◆ **ENTRIES**
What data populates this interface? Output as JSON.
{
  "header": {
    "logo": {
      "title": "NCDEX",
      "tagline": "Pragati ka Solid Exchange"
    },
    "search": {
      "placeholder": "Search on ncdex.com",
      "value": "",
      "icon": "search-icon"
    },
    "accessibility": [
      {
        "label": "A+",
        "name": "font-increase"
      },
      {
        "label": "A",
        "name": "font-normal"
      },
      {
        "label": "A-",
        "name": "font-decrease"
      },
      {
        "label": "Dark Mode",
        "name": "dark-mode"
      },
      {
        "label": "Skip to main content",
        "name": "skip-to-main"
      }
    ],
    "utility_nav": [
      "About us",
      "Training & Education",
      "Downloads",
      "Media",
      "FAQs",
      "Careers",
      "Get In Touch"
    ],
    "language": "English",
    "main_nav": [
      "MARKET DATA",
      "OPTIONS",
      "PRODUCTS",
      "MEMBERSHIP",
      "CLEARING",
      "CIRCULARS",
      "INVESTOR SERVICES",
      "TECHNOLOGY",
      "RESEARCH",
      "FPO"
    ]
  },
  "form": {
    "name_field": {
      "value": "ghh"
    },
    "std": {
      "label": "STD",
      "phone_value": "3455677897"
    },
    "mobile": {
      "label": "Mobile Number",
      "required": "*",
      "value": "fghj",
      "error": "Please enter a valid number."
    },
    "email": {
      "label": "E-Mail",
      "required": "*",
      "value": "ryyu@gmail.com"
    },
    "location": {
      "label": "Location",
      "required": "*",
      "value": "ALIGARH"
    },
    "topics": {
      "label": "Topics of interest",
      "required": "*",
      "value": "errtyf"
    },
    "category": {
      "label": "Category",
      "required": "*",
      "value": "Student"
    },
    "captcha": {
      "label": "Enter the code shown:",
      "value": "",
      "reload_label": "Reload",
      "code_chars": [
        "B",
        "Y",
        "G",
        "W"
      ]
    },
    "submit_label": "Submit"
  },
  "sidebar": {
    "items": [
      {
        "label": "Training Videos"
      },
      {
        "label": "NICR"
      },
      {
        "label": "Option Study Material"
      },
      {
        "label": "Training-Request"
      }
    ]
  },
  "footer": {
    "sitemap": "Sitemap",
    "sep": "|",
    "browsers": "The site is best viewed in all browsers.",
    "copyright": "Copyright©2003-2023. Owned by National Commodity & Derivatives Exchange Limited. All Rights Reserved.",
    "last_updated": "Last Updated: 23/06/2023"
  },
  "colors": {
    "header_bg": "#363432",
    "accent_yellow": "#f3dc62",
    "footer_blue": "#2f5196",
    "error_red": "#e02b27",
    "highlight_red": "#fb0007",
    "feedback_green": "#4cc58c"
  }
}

◆ **WHAT YOU ARE ASKED TO DO**
Quote the entire listing above exactly.

◆ **SOLUTION**
What data populates this interface? Output as JSON.
{
  "header": {
    "logo": {
      "title": "NCDEX",
      "tagline": "Pragati ka Solid Exchange"
    },
    "search": {
      "placeholder": "Search on ncdex.com",
      "value": "",
      "icon": "search-icon"
    },
    "accessibility": [
      {
        "label": "A+",
        "name": "font-increase"
      },
      {
        "label": "A",
        "name": "font-normal"
      },
      {
        "label": "A-",
        "name": "font-decrease"
      },
      {
        "label": "Dark Mode",
        "name": "dark-mode"
      },
      {
        "label": "Skip to main content",
        "name": "skip-to-main"
      }
    ],
    "utility_nav": [
      "About us",
      "Training & Education",
      "Downloads",
      "Media",
      "FAQs",
      "Careers",
      "Get In Touch"
    ],
    "language": "English",
    "main_nav": [
      "MARKET DATA",
      "OPTIONS",
      "PRODUCTS",
      "MEMBERSHIP",
      "CLEARING",
      "CIRCULARS",
      "INVESTOR SERVICES",
      "TECHNOLOGY",
      "RESEARCH",
      "FPO"
    ]
  },
  "form": {
    "name_field": {
      "value": "ghh"
    },
    "std": {
      "label": "STD",
      "phone_value": "3455677897"
    },
    "mobile": {
      "label": "Mobile Number",
      "required": "*",
      "value": "fghj",
      "error": "Please enter a valid number."
    },
    "email": {
      "label": "E-Mail",
      "required": "*",
      "value": "ryyu@gmail.com"
    },
    "location": {
      "label": "Location",
      "required": "*",
      "value": "ALIGARH"
    },
    "topics": {
      "label": "Topics of interest",
      "required": "*",
      "value": "errtyf"
    },
    "category": {
      "label": "Category",
      "required": "*",
      "value": "Student"
    },
    "captcha": {
      "label": "Enter the code shown:",
      "value": "",
      "reload_label": "Reload",
      "code_chars": [
        "B",
        "Y",
        "G",
        "W"
      ]
    },
    "submit_label": "Submit"
  },
  "sidebar": {
    "items": [
      {
        "label": "Training Videos"
      },
      {
        "label": "NICR"
      },
      {
        "label": "Option Study Material"
      },
      {
        "label": "Training-Request"
      }
    ]
  },
  "footer": {
    "sitemap": "Sitemap",
    "sep": "|",
    "browsers": "The site is best viewed in all browsers.",
    "copyright": "Copyright©2003-2023. Owned by National Commodity & Derivatives Exchange Limited. All Rights Reserved.",
    "last_updated": "Last Updated: 23/06/2023"
  },
  "colors": {
    "header_bg": "#363432",
    "accent_yellow": "#f3dc62",
    "footer_blue": "#2f5196",
    "error_red": "#e02b27",
    "highlight_red": "#fb0007",
    "feedback_green": "#4cc58c"
  }
}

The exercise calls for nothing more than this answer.